** begin Supplied information **
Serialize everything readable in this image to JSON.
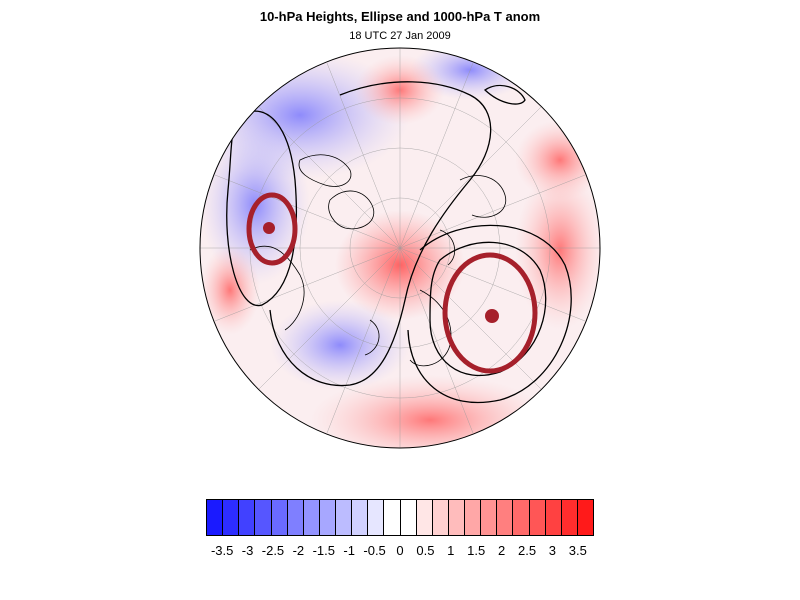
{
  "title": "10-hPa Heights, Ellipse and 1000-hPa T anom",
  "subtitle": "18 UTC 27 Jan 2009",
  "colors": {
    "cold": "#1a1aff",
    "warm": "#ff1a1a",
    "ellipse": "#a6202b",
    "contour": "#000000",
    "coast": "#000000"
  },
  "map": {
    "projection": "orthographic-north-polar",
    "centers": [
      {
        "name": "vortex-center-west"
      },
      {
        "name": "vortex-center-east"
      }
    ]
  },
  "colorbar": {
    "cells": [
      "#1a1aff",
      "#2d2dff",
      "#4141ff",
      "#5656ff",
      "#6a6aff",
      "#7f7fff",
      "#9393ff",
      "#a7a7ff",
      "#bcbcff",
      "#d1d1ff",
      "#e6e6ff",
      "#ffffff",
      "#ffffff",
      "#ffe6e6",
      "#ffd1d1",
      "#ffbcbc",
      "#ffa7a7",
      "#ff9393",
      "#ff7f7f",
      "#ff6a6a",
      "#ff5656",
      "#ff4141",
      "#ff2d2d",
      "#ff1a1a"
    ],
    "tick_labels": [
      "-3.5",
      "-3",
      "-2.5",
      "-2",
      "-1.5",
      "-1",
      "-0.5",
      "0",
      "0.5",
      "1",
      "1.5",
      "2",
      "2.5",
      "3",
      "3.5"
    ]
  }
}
** end Supplied information **
** begin Supplied information **
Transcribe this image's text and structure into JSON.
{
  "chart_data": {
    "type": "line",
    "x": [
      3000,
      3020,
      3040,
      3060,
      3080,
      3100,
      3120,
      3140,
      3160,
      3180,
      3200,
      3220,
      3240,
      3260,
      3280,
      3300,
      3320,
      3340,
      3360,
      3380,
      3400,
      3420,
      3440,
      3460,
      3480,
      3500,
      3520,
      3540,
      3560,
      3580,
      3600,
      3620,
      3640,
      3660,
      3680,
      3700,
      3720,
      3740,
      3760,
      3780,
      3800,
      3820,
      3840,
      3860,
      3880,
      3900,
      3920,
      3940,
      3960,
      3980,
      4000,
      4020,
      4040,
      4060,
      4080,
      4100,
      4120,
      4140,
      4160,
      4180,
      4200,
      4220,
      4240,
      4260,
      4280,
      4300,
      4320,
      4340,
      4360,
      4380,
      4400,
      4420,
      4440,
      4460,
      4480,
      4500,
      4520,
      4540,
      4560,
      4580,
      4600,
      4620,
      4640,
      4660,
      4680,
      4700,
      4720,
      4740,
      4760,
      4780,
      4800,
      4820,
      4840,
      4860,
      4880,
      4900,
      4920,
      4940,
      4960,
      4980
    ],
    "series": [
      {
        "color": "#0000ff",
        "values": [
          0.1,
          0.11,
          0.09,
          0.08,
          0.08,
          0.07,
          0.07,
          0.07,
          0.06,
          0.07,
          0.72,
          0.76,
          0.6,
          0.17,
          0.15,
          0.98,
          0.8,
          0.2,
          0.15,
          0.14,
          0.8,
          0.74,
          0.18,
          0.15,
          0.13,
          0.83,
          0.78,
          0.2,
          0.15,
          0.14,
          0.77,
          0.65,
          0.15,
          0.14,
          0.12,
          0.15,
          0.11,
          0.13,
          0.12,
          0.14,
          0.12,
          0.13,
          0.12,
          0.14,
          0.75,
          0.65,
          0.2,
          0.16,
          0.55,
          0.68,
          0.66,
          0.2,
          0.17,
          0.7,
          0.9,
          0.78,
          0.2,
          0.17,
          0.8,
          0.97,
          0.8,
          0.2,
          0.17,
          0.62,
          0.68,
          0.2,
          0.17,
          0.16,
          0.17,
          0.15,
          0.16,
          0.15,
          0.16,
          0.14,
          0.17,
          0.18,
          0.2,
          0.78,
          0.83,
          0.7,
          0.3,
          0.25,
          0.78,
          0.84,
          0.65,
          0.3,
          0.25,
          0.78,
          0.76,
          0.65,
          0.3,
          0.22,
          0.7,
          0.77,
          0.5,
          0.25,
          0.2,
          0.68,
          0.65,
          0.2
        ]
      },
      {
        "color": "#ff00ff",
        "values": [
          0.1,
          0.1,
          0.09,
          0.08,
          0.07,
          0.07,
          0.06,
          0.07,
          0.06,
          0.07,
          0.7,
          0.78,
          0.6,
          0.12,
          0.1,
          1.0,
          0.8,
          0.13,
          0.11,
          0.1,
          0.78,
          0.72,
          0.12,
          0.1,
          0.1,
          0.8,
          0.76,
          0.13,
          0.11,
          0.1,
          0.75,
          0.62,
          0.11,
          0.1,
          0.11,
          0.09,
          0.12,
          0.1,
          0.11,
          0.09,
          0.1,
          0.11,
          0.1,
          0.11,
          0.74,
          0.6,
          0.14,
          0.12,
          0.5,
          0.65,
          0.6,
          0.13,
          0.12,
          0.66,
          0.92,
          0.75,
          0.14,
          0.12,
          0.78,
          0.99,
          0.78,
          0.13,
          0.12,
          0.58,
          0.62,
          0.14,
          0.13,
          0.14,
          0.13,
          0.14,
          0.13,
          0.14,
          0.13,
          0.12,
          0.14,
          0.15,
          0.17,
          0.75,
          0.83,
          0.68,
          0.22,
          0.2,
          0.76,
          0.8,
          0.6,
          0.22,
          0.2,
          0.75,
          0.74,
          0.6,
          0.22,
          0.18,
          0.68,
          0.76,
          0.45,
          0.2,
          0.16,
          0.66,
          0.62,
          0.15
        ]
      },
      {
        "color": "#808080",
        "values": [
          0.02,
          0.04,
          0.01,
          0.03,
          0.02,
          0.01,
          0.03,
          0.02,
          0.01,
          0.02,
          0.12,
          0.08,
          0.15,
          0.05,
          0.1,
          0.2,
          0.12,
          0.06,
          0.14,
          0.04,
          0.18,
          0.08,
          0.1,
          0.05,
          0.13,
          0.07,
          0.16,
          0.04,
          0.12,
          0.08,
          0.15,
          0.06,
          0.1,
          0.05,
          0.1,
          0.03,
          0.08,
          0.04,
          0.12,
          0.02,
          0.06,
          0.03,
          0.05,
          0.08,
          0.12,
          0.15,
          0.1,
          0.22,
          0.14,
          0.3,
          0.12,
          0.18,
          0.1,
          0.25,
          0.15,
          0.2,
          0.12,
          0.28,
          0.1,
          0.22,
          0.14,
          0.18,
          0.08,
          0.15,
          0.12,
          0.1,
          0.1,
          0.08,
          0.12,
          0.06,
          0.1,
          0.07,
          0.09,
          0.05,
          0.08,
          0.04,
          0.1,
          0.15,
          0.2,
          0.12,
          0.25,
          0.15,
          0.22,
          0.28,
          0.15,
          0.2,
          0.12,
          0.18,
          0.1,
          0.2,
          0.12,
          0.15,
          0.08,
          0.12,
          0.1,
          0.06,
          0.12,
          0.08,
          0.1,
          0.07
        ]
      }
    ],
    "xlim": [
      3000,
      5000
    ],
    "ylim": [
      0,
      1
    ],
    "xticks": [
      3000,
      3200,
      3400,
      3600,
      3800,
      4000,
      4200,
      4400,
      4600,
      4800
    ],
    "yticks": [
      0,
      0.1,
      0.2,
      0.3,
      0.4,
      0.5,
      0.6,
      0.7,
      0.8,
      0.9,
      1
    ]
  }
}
** end Supplied information **
Stated goal:
Copy out each line of the records where the string "vortex" appears.

Answer to the task:
        "name": "vortex-center-west"
        "name": "vortex-center-east"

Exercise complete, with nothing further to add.